__Task brief__
Go through the entries below and copy each line containing the word "from".

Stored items
------------------------------------------------------------------------

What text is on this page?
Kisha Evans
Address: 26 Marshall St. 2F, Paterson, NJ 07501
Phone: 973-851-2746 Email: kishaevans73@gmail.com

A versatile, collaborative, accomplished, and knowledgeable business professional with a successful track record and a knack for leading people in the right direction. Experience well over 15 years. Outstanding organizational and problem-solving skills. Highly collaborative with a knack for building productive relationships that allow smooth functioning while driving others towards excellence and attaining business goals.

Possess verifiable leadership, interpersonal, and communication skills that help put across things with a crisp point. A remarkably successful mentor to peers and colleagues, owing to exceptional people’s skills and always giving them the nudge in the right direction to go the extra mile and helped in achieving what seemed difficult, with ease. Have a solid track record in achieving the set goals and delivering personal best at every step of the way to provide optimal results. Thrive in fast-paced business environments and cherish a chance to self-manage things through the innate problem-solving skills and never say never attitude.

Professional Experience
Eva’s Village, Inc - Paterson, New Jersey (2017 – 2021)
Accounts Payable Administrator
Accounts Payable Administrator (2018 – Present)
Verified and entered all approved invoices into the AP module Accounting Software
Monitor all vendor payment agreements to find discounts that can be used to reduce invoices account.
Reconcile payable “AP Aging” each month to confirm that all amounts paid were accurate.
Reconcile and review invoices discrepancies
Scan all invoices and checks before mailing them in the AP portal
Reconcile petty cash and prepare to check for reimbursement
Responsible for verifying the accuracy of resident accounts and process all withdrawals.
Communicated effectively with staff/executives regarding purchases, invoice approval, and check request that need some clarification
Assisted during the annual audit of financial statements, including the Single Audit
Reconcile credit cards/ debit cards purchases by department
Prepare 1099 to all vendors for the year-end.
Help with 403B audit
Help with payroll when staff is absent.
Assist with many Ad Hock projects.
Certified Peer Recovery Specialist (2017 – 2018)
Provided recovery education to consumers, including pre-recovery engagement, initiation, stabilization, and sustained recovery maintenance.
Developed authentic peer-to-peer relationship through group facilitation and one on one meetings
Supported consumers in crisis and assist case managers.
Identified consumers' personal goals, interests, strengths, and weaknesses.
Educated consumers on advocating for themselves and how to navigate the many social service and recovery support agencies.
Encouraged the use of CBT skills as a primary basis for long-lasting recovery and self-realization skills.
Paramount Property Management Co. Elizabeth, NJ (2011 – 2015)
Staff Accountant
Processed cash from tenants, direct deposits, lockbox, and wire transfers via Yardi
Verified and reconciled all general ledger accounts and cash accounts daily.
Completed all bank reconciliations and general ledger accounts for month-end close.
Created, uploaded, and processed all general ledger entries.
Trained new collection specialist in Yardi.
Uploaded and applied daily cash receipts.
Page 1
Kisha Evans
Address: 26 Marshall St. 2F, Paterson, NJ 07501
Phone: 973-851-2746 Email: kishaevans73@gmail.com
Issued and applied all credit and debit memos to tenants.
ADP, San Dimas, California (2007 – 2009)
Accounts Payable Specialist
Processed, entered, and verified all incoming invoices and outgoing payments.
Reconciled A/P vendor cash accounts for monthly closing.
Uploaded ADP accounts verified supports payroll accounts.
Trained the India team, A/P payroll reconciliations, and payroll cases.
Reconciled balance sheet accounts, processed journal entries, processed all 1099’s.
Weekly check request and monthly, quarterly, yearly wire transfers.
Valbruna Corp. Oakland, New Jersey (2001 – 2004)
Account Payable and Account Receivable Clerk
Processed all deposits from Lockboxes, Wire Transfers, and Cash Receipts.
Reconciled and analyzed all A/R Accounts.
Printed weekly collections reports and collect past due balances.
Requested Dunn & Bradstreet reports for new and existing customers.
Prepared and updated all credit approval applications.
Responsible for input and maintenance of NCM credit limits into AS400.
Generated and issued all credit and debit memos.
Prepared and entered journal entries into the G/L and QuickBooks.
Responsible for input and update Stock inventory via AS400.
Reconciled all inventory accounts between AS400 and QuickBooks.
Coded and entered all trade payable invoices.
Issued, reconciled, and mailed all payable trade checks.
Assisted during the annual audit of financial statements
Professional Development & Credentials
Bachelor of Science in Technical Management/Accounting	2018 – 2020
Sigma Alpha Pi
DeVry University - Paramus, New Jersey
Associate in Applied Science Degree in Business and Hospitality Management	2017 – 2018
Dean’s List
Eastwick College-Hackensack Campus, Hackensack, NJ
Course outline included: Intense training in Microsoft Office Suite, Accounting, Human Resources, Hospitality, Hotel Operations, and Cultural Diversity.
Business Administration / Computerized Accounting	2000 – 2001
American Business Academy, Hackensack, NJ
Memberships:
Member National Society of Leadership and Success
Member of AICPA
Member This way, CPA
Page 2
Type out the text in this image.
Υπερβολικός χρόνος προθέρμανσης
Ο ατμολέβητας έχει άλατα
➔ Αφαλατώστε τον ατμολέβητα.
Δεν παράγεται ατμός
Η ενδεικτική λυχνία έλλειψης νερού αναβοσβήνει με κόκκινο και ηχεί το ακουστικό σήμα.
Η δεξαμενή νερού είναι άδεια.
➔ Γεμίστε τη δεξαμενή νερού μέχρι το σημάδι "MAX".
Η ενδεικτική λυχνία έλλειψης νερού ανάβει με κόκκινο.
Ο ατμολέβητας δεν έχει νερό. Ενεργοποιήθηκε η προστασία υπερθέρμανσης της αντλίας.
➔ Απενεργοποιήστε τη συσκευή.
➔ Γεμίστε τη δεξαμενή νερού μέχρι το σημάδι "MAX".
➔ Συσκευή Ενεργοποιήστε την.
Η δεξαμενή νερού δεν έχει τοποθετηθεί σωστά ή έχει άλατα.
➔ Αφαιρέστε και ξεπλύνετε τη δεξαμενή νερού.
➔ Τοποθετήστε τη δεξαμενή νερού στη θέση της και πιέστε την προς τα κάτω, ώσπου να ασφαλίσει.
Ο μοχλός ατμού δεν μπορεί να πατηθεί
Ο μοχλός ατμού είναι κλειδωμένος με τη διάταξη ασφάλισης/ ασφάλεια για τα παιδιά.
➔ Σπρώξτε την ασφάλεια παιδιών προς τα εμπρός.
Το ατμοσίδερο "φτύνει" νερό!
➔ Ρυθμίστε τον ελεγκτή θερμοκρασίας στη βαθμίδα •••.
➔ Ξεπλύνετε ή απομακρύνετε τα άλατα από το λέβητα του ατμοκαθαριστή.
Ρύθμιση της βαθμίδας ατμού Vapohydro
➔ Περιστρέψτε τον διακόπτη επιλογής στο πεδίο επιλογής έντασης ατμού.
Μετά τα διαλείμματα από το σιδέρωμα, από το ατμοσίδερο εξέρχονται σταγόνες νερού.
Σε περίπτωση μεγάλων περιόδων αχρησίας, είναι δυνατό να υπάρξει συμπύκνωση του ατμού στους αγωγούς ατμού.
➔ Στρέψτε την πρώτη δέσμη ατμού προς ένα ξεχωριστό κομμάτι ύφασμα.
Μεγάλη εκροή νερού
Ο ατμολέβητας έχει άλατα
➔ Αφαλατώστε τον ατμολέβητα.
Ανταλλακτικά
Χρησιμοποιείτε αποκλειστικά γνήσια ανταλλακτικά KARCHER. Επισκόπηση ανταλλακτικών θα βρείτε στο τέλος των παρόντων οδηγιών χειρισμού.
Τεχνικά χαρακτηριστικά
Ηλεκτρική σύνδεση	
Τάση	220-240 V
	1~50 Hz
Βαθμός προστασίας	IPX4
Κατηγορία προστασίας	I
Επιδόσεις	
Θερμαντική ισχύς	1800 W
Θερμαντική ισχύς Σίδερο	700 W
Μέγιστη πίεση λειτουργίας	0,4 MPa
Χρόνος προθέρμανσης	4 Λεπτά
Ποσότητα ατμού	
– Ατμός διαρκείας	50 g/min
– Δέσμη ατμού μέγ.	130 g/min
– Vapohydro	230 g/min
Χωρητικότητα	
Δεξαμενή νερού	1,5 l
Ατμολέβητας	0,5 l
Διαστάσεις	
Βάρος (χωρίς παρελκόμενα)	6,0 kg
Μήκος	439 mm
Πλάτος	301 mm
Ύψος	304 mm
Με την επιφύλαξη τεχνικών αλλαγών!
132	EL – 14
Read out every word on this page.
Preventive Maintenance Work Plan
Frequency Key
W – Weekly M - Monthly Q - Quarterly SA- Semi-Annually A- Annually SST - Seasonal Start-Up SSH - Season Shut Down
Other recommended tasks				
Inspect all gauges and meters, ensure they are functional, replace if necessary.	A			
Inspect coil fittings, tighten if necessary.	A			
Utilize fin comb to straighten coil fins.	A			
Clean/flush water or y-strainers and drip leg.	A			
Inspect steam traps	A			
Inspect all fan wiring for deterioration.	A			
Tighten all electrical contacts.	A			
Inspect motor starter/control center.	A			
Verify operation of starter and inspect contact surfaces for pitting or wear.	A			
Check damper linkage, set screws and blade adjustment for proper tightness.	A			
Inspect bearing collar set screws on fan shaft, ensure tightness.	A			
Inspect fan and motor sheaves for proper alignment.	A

------------------------------------------------------------------------

__Solution__
Processed cash from tenants, direct deposits, lockbox, and wire transfers via Yardi
Processed all deposits from Lockboxes, Wire Transfers, and Cash Receipts.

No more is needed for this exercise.